▶ [Your instructions] How many lines in the listing below contain the string "label"? Reply with the number alone.

━━━ Material for the task

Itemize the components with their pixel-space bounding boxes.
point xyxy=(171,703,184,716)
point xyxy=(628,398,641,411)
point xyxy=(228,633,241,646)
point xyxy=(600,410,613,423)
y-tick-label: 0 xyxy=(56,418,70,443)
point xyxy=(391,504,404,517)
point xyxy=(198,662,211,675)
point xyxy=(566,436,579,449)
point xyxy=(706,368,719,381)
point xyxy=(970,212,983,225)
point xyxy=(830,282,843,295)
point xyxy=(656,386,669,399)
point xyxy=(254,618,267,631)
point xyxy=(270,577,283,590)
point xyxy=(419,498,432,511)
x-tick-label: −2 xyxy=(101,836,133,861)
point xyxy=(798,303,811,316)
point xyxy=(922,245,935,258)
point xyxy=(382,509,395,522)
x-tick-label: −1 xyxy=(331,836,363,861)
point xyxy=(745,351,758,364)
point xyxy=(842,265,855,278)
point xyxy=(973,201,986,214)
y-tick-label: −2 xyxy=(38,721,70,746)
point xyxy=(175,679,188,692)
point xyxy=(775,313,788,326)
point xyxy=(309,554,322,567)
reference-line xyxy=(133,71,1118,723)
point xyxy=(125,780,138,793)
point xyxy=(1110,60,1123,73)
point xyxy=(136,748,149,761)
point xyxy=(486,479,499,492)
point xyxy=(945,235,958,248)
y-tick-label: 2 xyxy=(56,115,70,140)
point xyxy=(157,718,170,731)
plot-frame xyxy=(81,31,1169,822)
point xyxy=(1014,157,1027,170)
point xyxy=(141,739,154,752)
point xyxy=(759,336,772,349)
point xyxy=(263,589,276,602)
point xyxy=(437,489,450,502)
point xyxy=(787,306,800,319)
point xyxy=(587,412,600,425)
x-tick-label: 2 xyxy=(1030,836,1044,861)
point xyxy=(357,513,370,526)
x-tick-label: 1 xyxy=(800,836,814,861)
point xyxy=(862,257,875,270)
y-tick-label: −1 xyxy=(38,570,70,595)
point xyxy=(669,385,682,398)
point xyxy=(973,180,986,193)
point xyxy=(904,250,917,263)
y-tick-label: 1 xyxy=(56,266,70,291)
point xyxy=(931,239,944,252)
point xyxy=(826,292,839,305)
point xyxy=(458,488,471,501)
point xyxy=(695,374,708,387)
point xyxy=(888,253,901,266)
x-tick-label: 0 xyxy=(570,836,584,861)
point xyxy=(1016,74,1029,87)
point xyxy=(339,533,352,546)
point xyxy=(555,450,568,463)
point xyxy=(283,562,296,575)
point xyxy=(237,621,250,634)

━━━━━━

▶ [Answer to this exercise] 10